◆ Written problem: Report how many lines contain "servicios". Give the number and nothing else.

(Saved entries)
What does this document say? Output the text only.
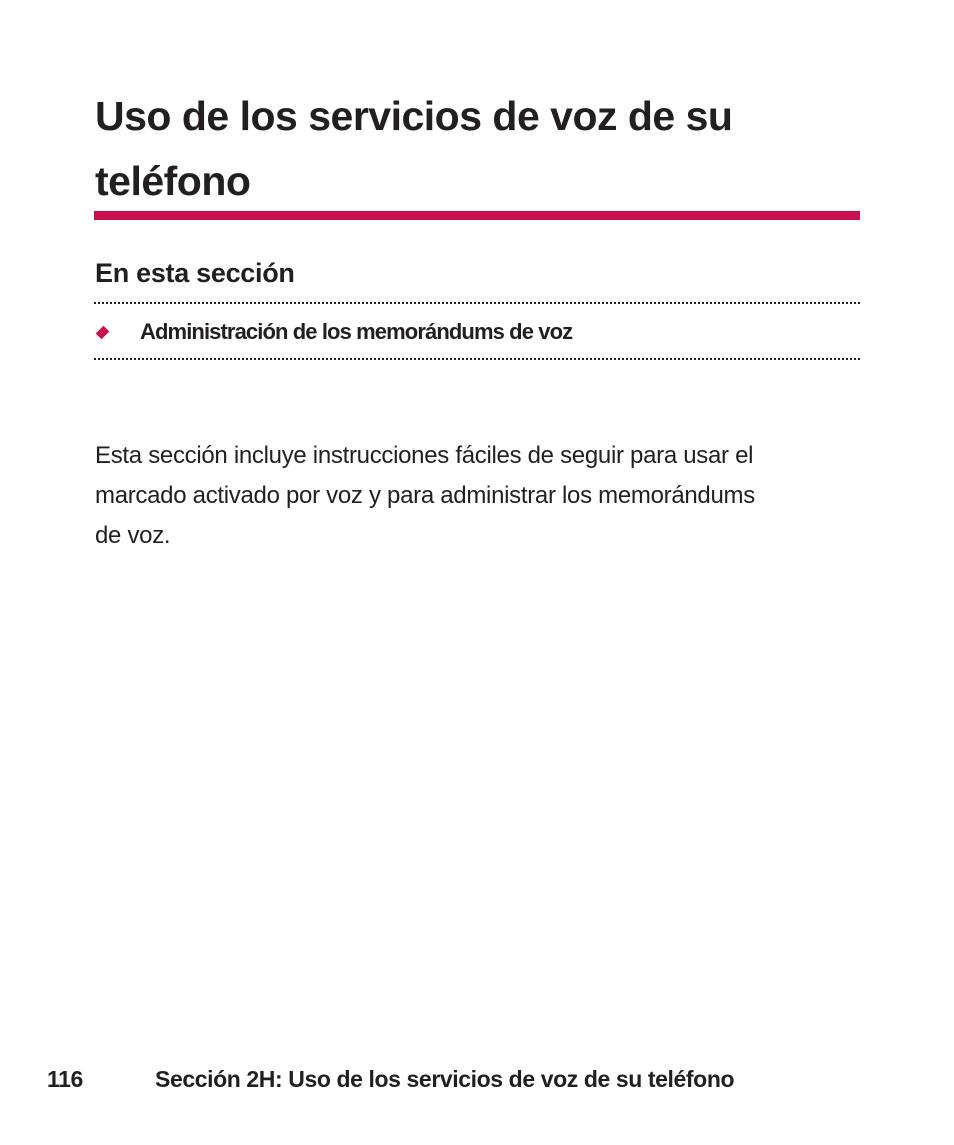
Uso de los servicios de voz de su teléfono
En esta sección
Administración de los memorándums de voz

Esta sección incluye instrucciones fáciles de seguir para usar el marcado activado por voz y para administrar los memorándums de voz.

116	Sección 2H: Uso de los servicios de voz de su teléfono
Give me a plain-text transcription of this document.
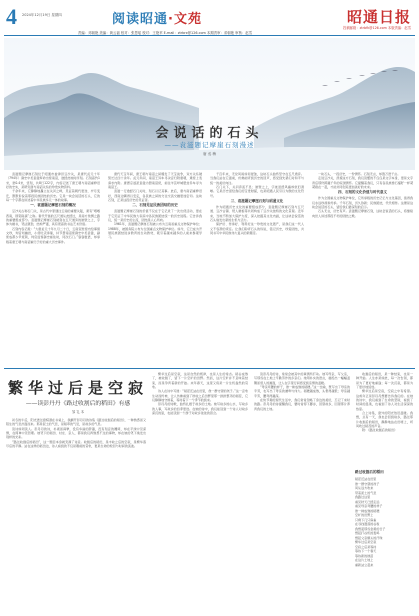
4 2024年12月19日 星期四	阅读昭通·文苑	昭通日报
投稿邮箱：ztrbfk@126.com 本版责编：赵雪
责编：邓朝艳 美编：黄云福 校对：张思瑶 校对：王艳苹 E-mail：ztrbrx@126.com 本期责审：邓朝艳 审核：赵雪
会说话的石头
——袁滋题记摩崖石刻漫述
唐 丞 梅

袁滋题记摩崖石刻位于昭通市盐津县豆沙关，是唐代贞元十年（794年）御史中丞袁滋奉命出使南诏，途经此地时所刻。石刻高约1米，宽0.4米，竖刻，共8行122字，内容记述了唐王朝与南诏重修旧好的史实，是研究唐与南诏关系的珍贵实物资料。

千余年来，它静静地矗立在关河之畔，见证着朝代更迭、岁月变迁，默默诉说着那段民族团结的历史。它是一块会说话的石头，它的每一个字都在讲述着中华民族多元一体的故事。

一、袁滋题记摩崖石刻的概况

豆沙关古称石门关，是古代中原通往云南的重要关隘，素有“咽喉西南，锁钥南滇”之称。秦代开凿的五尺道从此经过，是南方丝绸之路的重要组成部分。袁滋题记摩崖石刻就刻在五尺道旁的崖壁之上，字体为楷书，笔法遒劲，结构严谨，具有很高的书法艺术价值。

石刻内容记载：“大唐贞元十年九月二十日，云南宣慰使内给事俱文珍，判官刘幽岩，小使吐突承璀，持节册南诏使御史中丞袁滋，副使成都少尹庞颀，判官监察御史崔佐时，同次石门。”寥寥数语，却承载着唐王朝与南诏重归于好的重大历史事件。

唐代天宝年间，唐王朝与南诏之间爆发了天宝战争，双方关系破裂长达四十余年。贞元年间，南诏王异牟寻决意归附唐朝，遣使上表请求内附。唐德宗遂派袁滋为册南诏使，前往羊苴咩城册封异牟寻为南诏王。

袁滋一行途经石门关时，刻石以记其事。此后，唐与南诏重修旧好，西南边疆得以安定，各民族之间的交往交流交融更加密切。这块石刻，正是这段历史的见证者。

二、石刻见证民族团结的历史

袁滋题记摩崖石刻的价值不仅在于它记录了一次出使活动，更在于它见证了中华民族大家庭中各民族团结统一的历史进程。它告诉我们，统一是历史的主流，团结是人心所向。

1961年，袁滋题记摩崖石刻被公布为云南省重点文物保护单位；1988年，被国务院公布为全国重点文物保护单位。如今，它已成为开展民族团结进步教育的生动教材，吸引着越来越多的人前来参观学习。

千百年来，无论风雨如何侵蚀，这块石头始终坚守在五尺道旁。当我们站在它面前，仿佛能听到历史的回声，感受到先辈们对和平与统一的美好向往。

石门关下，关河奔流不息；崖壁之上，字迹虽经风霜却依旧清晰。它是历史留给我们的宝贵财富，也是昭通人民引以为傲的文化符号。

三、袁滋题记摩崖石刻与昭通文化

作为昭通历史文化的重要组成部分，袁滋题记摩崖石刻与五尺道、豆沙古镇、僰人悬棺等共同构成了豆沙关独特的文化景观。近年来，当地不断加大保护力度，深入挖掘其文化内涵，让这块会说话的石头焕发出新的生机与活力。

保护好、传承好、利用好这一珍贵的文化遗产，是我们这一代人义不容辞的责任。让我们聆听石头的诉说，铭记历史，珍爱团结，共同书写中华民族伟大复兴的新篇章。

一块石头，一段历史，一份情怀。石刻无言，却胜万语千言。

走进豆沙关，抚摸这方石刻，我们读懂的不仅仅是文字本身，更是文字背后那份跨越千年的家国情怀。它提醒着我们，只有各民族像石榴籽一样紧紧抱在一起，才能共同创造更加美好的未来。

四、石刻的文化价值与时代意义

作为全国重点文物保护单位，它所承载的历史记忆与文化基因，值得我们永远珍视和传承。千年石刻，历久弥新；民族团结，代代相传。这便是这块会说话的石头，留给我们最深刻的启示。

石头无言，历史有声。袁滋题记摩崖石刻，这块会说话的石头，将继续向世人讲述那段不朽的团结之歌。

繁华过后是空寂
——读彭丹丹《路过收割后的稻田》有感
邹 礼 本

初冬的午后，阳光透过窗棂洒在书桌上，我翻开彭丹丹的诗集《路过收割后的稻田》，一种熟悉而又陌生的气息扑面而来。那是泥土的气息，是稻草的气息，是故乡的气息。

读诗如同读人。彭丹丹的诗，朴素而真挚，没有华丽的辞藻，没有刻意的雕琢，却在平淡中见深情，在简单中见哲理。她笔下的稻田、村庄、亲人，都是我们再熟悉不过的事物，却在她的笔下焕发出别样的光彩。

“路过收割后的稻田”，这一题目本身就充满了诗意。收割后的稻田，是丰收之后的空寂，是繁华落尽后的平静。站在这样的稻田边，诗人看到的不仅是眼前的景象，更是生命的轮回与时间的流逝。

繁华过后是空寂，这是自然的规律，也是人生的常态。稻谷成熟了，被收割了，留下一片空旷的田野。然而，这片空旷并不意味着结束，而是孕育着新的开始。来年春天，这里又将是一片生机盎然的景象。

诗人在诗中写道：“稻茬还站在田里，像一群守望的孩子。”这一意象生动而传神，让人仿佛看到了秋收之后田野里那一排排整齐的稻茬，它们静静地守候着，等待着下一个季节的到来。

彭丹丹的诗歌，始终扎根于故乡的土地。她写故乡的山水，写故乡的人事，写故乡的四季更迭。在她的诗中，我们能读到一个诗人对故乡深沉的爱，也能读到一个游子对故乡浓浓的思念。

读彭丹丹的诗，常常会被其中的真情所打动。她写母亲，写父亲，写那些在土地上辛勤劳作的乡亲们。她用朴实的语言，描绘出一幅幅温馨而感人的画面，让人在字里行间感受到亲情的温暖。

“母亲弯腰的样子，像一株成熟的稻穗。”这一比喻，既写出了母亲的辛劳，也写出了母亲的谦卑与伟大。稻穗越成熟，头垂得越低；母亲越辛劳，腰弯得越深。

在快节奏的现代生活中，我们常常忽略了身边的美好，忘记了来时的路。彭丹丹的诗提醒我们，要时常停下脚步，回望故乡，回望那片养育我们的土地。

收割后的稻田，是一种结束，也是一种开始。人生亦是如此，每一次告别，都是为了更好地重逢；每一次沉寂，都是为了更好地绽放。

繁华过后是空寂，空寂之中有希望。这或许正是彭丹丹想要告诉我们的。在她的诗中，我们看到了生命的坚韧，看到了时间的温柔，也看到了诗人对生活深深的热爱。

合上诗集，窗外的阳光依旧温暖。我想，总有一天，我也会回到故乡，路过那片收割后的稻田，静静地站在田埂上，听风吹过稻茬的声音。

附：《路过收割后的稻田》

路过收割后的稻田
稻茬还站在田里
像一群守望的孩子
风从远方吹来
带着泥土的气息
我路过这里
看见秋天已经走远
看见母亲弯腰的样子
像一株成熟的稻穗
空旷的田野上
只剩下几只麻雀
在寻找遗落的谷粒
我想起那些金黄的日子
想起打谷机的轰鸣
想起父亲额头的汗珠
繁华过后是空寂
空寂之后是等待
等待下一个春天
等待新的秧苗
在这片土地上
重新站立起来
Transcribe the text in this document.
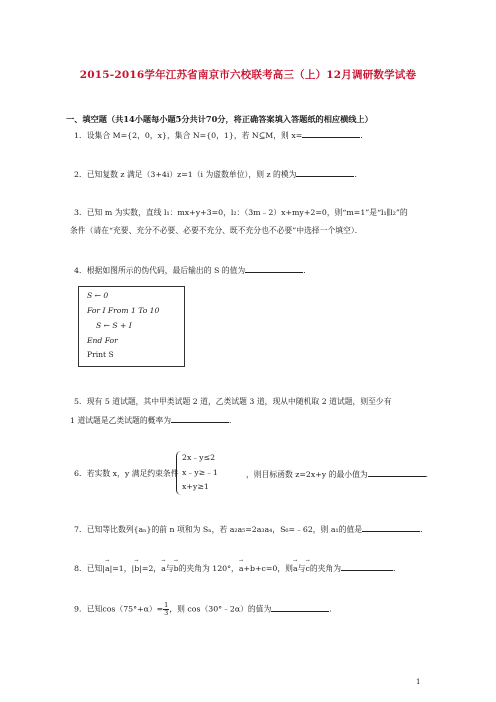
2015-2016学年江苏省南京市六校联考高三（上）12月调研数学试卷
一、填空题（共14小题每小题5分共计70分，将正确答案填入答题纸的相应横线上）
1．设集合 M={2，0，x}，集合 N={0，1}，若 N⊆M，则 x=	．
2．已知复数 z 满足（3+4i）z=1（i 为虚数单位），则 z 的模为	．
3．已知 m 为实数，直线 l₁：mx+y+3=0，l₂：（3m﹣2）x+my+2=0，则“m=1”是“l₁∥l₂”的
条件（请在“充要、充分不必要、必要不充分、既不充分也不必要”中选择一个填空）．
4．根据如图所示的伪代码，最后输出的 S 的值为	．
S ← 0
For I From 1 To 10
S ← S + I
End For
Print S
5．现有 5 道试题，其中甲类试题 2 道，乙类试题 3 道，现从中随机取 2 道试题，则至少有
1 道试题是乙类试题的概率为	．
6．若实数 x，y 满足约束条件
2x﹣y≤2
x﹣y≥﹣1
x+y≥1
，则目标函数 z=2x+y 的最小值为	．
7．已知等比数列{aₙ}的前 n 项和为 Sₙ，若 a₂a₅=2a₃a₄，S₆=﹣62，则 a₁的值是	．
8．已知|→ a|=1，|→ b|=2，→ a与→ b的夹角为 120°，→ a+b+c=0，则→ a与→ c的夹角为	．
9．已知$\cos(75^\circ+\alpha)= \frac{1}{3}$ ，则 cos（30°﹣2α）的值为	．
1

◆ Exercise result: 2